# Work instructions:
Reproduce all records exactly.

[Start Provided material]

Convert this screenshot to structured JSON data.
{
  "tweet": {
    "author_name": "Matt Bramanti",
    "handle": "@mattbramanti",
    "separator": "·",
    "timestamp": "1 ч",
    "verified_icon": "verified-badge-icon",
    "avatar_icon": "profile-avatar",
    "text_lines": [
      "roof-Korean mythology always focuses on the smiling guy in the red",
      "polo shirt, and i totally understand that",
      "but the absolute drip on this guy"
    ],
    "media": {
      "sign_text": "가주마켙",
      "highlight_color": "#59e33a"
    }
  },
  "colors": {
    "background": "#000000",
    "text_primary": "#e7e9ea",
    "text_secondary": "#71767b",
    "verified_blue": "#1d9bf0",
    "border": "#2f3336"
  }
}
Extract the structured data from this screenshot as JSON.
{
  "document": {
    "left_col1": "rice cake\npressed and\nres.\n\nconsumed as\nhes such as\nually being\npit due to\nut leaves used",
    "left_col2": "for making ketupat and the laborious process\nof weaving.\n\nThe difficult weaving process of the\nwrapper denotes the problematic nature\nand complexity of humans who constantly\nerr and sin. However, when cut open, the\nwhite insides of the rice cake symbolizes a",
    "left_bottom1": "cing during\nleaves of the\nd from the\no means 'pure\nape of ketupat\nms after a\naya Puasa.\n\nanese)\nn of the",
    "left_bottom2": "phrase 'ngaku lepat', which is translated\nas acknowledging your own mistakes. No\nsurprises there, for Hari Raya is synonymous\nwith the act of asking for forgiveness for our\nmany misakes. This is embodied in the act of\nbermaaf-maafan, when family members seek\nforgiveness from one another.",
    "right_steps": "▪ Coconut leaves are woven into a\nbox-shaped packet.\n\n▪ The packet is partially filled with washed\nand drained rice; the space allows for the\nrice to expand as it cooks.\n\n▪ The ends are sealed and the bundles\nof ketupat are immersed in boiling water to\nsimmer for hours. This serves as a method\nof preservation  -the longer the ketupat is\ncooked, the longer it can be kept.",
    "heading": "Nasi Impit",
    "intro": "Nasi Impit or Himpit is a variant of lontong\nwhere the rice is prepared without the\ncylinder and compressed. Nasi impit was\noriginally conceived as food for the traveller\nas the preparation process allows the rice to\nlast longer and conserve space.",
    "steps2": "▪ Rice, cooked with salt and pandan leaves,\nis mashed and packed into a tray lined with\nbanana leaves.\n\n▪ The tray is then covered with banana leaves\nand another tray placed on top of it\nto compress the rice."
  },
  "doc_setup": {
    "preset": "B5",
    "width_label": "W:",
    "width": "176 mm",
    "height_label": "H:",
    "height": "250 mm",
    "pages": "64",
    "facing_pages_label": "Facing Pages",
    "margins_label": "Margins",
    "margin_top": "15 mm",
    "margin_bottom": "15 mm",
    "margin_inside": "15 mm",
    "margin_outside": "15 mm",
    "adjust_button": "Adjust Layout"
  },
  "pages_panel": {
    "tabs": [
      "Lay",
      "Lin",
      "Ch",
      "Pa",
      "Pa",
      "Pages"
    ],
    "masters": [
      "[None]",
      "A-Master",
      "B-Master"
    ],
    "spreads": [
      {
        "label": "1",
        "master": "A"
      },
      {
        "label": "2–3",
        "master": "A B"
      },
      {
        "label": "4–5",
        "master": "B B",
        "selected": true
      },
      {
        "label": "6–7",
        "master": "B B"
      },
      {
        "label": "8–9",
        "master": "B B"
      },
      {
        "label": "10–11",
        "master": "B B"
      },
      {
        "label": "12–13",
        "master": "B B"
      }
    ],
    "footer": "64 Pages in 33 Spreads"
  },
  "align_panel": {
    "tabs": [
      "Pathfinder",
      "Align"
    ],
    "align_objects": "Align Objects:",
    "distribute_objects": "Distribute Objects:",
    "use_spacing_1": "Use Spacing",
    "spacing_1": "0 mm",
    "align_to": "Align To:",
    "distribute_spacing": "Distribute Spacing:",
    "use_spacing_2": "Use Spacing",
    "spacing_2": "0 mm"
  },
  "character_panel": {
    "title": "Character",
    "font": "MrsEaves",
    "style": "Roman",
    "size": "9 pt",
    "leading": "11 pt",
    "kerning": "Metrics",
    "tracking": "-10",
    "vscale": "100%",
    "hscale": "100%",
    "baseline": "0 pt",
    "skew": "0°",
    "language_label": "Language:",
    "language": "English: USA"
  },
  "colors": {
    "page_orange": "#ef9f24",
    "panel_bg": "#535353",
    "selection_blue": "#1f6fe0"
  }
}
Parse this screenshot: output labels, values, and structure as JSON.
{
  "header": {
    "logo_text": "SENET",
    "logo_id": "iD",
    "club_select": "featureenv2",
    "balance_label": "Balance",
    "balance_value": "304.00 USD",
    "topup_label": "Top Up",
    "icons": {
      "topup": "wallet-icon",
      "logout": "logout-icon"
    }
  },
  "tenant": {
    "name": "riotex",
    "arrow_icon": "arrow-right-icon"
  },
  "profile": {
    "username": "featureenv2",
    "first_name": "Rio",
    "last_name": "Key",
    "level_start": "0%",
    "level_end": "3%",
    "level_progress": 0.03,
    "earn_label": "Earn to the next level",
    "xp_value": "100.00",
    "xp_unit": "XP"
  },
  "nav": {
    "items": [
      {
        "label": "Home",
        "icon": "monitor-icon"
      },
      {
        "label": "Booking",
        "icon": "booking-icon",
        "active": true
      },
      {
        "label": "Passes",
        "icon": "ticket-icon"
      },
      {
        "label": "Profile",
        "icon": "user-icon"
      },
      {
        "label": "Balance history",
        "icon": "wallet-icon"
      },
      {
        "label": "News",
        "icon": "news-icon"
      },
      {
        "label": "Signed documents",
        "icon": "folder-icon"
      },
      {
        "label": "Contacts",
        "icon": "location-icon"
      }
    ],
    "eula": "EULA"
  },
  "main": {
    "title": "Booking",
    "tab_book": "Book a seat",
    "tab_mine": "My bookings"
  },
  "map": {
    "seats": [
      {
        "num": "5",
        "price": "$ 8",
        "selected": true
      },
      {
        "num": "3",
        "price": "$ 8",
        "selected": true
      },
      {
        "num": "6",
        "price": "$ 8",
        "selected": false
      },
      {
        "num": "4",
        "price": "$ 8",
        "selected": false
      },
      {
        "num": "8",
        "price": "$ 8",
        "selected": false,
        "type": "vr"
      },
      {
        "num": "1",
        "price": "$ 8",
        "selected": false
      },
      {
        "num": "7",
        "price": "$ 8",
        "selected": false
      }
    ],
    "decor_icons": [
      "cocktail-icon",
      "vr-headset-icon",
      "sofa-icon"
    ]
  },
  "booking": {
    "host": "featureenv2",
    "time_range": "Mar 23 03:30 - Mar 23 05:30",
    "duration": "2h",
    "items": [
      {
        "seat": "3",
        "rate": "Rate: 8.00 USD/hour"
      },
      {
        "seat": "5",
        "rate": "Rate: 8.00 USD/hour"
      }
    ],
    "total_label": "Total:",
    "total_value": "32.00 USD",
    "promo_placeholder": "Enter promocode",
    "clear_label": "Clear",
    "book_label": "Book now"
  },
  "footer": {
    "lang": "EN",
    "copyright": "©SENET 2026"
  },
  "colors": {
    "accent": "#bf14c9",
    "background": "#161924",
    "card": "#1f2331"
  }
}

[End Provided material]

# Right answer:
Convert this screenshot to structured JSON data.
{
  "tweet": {
    "author_name": "Matt Bramanti",
    "handle": "@mattbramanti",
    "separator": "·",
    "timestamp": "1 ч",
    "verified_icon": "verified-badge-icon",
    "avatar_icon": "profile-avatar",
    "text_lines": [
      "roof-Korean mythology always focuses on the smiling guy in the red",
      "polo shirt, and i totally understand that",
      "but the absolute drip on this guy"
    ],
    "media": {
      "sign_text": "가주마켙",
      "highlight_color": "#59e33a"
    }
  },
  "colors": {
    "background": "#000000",
    "text_primary": "#e7e9ea",
    "text_secondary": "#71767b",
    "verified_blue": "#1d9bf0",
    "border": "#2f3336"
  }
}
Extract the structured data from this screenshot as JSON.
{
  "document": {
    "left_col1": "rice cake\npressed and\nres.\n\nconsumed as\nhes such as\nually being\npit due to\nut leaves used",
    "left_col2": "for making ketupat and the laborious process\nof weaving.\n\nThe difficult weaving process of the\nwrapper denotes the problematic nature\nand complexity of humans who constantly\nerr and sin. However, when cut open, the\nwhite insides of the rice cake symbolizes a",
    "left_bottom1": "cing during\nleaves of the\nd from the\no means 'pure\nape of ketupat\nms after a\naya Puasa.\n\nanese)\nn of the",
    "left_bottom2": "phrase 'ngaku lepat', which is translated\nas acknowledging your own mistakes. No\nsurprises there, for Hari Raya is synonymous\nwith the act of asking for forgiveness for our\nmany misakes. This is embodied in the act of\nbermaaf-maafan, when family members seek\nforgiveness from one another.",
    "right_steps": "▪ Coconut leaves are woven into a\nbox-shaped packet.\n\n▪ The packet is partially filled with washed\nand drained rice; the space allows for the\nrice to expand as it cooks.\n\n▪ The ends are sealed and the bundles\nof ketupat are immersed in boiling water to\nsimmer for hours. This serves as a method\nof preservation  -the longer the ketupat is\ncooked, the longer it can be kept.",
    "heading": "Nasi Impit",
    "intro": "Nasi Impit or Himpit is a variant of lontong\nwhere the rice is prepared without the\ncylinder and compressed. Nasi impit was\noriginally conceived as food for the traveller\nas the preparation process allows the rice to\nlast longer and conserve space.",
    "steps2": "▪ Rice, cooked with salt and pandan leaves,\nis mashed and packed into a tray lined with\nbanana leaves.\n\n▪ The tray is then covered with banana leaves\nand another tray placed on top of it\nto compress the rice."
  },
  "doc_setup": {
    "preset": "B5",
    "width_label": "W:",
    "width": "176 mm",
    "height_label": "H:",
    "height": "250 mm",
    "pages": "64",
    "facing_pages_label": "Facing Pages",
    "margins_label": "Margins",
    "margin_top": "15 mm",
    "margin_bottom": "15 mm",
    "margin_inside": "15 mm",
    "margin_outside": "15 mm",
    "adjust_button": "Adjust Layout"
  },
  "pages_panel": {
    "tabs": [
      "Lay",
      "Lin",
      "Ch",
      "Pa",
      "Pa",
      "Pages"
    ],
    "masters": [
      "[None]",
      "A-Master",
      "B-Master"
    ],
    "spreads": [
      {
        "label": "1",
        "master": "A"
      },
      {
        "label": "2–3",
        "master": "A B"
      },
      {
        "label": "4–5",
        "master": "B B",
        "selected": true
      },
      {
        "label": "6–7",
        "master": "B B"
      },
      {
        "label": "8–9",
        "master": "B B"
      },
      {
        "label": "10–11",
        "master": "B B"
      },
      {
        "label": "12–13",
        "master": "B B"
      }
    ],
    "footer": "64 Pages in 33 Spreads"
  },
  "align_panel": {
    "tabs": [
      "Pathfinder",
      "Align"
    ],
    "align_objects": "Align Objects:",
    "distribute_objects": "Distribute Objects:",
    "use_spacing_1": "Use Spacing",
    "spacing_1": "0 mm",
    "align_to": "Align To:",
    "distribute_spacing": "Distribute Spacing:",
    "use_spacing_2": "Use Spacing",
    "spacing_2": "0 mm"
  },
  "character_panel": {
    "title": "Character",
    "font": "MrsEaves",
    "style": "Roman",
    "size": "9 pt",
    "leading": "11 pt",
    "kerning": "Metrics",
    "tracking": "-10",
    "vscale": "100%",
    "hscale": "100%",
    "baseline": "0 pt",
    "skew": "0°",
    "language_label": "Language:",
    "language": "English: USA"
  },
  "colors": {
    "page_orange": "#ef9f24",
    "panel_bg": "#535353",
    "selection_blue": "#1f6fe0"
  }
}
Parse this screenshot: output labels, values, and structure as JSON.
{
  "header": {
    "logo_text": "SENET",
    "logo_id": "iD",
    "club_select": "featureenv2",
    "balance_label": "Balance",
    "balance_value": "304.00 USD",
    "topup_label": "Top Up",
    "icons": {
      "topup": "wallet-icon",
      "logout": "logout-icon"
    }
  },
  "tenant": {
    "name": "riotex",
    "arrow_icon": "arrow-right-icon"
  },
  "profile": {
    "username": "featureenv2",
    "first_name": "Rio",
    "last_name": "Key",
    "level_start": "0%",
    "level_end": "3%",
    "level_progress": 0.03,
    "earn_label": "Earn to the next level",
    "xp_value": "100.00",
    "xp_unit": "XP"
  },
  "nav": {
    "items": [
      {
        "label": "Home",
        "icon": "monitor-icon"
      },
      {
        "label": "Booking",
        "icon": "booking-icon",
        "active": true
      },
      {
        "label": "Passes",
        "icon": "ticket-icon"
      },
      {
        "label": "Profile",
        "icon": "user-icon"
      },
      {
        "label": "Balance history",
        "icon": "wallet-icon"
      },
      {
        "label": "News",
        "icon": "news-icon"
      },
      {
        "label": "Signed documents",
        "icon": "folder-icon"
      },
      {
        "label": "Contacts",
        "icon": "location-icon"
      }
    ],
    "eula": "EULA"
  },
  "main": {
    "title": "Booking",
    "tab_book": "Book a seat",
    "tab_mine": "My bookings"
  },
  "map": {
    "seats": [
      {
        "num": "5",
        "price": "$ 8",
        "selected": true
      },
      {
        "num": "3",
        "price": "$ 8",
        "selected": true
      },
      {
        "num": "6",
        "price": "$ 8",
        "selected": false
      },
      {
        "num": "4",
        "price": "$ 8",
        "selected": false
      },
      {
        "num": "8",
        "price": "$ 8",
        "selected": false,
        "type": "vr"
      },
      {
        "num": "1",
        "price": "$ 8",
        "selected": false
      },
      {
        "num": "7",
        "price": "$ 8",
        "selected": false
      }
    ],
    "decor_icons": [
      "cocktail-icon",
      "vr-headset-icon",
      "sofa-icon"
    ]
  },
  "booking": {
    "host": "featureenv2",
    "time_range": "Mar 23 03:30 - Mar 23 05:30",
    "duration": "2h",
    "items": [
      {
        "seat": "3",
        "rate": "Rate: 8.00 USD/hour"
      },
      {
        "seat": "5",
        "rate": "Rate: 8.00 USD/hour"
      }
    ],
    "total_label": "Total:",
    "total_value": "32.00 USD",
    "promo_placeholder": "Enter promocode",
    "clear_label": "Clear",
    "book_label": "Book now"
  },
  "footer": {
    "lang": "EN",
    "copyright": "©SENET 2026"
  },
  "colors": {
    "accent": "#bf14c9",
    "background": "#161924",
    "card": "#1f2331"
  }
}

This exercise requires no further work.